**** SELECTION ****

I was never much into horror when I was a kid. My best friend, Becky, and her older sister were hugely into it – they’d seen every Stephen King adaptation going by the time we were 12, and I remember reading the copy of It she’d lent me… or trying to, anyway.
I think I got as far as page 24 before I had to close the book and put it in a drawer. On the other side of the room. Under another book. And then put a cushion in front of the drawer. Just in case.
I wasn’t exactly a robust child.
The aversion to horror evaporated soon after: literally, overnight, when I saw “The Lost Boys” for the first time.
I can’t remember quite why, but we (my parents and I) were staying with my aunt & uncle overnight. The house wasn’t that big, and my parents were sleeping in the spare room, while I had the sofa in the living room. I was 13, and my aunt put a video on.
No prizes for guessing what that was.
After everyone else had gone to bed, I remember opening the living room curtains and looking out of the window at the night. My aunt’s house was opposite a large area of open ground – a sort of common-slash-playing field – and I stared straight at the dark. To this day, I have no idea what I thought (hoped? feared?) I was going to see. And yes, I do feel like an idiot every time I think back to it. But I was 13. We’re all idiots when we’re 13.

**** RECORDS SUPPLIED ****

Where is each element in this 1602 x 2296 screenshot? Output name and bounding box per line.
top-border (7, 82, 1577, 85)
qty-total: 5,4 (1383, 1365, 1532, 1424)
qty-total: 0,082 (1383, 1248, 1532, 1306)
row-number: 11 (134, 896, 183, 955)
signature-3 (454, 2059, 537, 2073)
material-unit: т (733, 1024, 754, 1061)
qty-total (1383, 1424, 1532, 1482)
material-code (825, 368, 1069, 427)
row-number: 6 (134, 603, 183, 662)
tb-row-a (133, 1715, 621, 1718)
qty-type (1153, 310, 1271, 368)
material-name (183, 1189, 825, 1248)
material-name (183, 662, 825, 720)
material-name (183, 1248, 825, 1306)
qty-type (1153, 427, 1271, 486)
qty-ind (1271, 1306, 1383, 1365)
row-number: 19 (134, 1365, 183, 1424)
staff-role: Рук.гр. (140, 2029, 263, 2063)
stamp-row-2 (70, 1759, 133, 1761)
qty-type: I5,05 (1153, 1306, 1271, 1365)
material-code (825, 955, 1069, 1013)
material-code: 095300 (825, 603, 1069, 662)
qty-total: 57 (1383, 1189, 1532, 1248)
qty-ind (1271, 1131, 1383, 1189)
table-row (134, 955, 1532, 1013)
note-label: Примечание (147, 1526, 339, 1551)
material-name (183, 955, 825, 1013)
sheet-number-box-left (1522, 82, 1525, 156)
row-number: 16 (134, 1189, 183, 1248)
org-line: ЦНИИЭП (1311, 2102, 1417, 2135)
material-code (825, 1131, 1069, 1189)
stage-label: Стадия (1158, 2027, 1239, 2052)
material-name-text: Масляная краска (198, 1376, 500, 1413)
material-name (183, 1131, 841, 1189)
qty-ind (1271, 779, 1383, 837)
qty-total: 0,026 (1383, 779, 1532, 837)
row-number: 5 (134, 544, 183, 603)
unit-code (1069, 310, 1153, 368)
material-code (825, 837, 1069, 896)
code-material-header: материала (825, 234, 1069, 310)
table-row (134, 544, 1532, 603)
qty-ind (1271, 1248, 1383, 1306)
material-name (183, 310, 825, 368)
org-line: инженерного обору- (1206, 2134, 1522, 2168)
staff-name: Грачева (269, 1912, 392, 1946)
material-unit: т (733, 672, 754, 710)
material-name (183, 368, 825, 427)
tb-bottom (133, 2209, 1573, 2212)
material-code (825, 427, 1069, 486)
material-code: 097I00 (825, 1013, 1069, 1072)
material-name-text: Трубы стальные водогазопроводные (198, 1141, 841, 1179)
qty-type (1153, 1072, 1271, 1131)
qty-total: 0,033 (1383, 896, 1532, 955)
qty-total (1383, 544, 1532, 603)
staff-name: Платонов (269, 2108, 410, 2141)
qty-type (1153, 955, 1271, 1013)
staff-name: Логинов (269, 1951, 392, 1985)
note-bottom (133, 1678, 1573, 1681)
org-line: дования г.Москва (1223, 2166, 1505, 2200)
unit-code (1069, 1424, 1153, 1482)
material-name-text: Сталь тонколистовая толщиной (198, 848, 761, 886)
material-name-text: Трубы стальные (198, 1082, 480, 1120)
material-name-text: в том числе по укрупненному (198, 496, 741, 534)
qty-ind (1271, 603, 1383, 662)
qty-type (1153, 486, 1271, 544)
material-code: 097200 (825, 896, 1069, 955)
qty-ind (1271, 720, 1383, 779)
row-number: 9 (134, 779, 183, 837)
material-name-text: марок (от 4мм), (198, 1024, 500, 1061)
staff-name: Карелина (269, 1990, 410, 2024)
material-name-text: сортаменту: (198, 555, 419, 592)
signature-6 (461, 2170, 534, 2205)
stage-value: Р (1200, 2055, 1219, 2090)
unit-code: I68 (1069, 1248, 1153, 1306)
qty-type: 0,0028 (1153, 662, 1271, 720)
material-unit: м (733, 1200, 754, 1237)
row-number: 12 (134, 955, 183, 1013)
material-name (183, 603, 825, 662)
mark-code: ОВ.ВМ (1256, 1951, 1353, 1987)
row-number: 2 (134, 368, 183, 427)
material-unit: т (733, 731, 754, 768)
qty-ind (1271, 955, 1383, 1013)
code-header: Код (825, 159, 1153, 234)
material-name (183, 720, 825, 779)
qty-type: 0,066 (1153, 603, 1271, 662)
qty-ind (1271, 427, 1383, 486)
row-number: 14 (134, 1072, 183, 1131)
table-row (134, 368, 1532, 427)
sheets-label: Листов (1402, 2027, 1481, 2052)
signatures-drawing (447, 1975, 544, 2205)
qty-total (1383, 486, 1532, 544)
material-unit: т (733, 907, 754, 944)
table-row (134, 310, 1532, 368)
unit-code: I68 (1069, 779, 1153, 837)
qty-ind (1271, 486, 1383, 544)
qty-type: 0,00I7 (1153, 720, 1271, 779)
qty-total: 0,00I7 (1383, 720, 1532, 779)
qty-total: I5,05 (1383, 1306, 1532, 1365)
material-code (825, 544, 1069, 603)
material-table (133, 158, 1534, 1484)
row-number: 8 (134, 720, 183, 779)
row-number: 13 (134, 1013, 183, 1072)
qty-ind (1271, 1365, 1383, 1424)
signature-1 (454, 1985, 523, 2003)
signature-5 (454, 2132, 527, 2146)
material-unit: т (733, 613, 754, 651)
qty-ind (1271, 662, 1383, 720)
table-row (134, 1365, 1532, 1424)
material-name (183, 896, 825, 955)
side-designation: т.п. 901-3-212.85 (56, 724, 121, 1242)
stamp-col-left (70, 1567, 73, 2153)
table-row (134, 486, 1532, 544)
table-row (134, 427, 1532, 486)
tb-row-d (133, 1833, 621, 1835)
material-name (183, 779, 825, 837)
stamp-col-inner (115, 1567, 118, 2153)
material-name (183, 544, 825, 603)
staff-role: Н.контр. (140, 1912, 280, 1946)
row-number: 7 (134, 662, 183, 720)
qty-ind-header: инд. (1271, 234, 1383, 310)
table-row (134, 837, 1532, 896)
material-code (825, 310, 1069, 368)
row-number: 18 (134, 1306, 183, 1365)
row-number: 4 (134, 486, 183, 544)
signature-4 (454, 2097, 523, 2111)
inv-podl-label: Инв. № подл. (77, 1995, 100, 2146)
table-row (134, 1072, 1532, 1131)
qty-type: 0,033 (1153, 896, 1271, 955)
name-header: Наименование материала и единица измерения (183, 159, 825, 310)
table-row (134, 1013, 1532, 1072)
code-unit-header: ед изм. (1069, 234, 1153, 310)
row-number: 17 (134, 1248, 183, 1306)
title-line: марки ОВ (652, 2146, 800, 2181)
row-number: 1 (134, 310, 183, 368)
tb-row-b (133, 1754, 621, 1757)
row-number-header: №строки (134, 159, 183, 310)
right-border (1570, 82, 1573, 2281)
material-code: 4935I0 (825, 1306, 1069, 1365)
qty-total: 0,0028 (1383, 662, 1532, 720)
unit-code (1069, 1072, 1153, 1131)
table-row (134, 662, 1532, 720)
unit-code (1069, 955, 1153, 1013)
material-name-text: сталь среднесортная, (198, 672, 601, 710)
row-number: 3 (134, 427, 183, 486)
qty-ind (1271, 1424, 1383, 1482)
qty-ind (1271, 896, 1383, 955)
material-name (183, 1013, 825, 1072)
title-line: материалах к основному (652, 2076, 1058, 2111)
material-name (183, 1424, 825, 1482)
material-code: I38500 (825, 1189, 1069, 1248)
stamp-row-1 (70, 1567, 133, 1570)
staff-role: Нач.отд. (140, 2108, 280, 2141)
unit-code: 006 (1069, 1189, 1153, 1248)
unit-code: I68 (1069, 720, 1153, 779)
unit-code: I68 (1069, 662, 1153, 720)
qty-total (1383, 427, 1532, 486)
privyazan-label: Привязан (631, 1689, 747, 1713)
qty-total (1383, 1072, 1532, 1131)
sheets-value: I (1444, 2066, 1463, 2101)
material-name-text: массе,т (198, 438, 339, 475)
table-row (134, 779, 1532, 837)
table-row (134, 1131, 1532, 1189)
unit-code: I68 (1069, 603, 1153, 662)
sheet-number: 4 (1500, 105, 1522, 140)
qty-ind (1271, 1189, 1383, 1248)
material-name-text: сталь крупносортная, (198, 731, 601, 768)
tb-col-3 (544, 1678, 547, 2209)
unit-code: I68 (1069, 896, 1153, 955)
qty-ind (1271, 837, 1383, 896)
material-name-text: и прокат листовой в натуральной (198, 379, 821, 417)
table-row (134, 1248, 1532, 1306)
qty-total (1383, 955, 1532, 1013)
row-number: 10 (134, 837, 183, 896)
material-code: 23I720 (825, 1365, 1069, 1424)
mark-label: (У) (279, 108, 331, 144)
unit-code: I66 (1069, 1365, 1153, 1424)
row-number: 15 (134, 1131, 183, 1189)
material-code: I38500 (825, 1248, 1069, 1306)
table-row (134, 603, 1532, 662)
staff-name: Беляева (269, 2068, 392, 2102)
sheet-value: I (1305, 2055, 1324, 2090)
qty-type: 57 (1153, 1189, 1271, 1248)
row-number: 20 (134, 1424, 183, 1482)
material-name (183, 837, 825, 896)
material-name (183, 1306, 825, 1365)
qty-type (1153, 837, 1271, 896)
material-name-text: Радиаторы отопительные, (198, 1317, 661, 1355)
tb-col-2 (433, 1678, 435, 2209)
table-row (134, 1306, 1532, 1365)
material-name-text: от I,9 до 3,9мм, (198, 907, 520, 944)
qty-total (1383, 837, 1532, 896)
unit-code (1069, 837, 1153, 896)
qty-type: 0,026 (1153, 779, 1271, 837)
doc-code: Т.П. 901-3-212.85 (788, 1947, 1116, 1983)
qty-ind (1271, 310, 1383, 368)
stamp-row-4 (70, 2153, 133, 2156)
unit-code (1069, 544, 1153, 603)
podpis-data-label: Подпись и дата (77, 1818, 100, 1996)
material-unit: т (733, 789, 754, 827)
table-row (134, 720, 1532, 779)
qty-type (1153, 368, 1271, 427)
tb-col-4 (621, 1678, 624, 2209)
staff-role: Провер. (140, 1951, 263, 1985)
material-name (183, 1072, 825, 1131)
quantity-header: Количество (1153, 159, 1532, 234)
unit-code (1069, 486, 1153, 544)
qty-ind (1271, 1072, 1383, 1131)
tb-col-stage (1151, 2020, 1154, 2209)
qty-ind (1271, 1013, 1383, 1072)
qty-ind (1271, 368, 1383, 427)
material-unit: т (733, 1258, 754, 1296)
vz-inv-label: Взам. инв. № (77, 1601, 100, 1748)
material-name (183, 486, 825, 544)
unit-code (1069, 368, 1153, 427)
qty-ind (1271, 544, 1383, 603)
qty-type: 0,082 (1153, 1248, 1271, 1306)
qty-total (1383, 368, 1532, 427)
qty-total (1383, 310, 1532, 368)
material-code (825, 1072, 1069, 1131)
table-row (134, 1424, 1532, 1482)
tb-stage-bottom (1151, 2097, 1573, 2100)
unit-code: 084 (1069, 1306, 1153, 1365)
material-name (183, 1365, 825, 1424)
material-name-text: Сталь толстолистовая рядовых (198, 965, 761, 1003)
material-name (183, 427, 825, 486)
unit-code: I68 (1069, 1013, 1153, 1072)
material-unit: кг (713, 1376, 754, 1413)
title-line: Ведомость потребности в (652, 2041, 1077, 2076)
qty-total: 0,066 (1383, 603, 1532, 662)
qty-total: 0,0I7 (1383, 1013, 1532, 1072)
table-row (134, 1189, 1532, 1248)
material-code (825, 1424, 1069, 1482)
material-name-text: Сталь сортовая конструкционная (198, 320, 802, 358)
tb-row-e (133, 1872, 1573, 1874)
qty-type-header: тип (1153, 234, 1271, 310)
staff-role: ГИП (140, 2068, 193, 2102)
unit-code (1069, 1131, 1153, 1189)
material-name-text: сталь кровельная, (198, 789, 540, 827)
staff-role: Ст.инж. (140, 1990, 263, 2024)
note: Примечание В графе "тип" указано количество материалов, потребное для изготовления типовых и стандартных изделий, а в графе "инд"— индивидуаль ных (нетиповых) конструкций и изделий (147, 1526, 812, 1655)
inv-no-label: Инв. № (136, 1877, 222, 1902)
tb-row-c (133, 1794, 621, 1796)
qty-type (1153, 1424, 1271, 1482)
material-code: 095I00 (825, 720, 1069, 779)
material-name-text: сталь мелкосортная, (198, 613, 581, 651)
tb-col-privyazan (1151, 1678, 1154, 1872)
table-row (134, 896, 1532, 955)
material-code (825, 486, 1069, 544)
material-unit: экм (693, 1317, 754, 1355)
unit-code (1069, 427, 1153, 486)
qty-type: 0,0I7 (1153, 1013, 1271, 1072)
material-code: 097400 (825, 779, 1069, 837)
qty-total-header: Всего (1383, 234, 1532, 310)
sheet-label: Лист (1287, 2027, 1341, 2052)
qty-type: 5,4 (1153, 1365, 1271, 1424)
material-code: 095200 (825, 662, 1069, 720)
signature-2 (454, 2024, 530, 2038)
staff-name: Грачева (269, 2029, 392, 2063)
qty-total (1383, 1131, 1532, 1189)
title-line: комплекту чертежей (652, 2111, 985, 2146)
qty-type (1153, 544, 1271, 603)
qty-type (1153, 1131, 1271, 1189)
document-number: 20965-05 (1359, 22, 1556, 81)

****

GOAL:
Quote the passage from the horror memoir word for word, starting at "I can’t remember" and ending at "what that was.". Leave the rows aside; they have nothing to do with this.

EXERCISE RESPONSE:
I can’t remember quite why, but we (my parents and I) were staying with my aunt & uncle overnight. The house wasn’t that big, and my parents were sleeping in the spare room, while I had the sofa in the living room. I was 13, and my aunt put a video on.
No prizes for guessing what that was.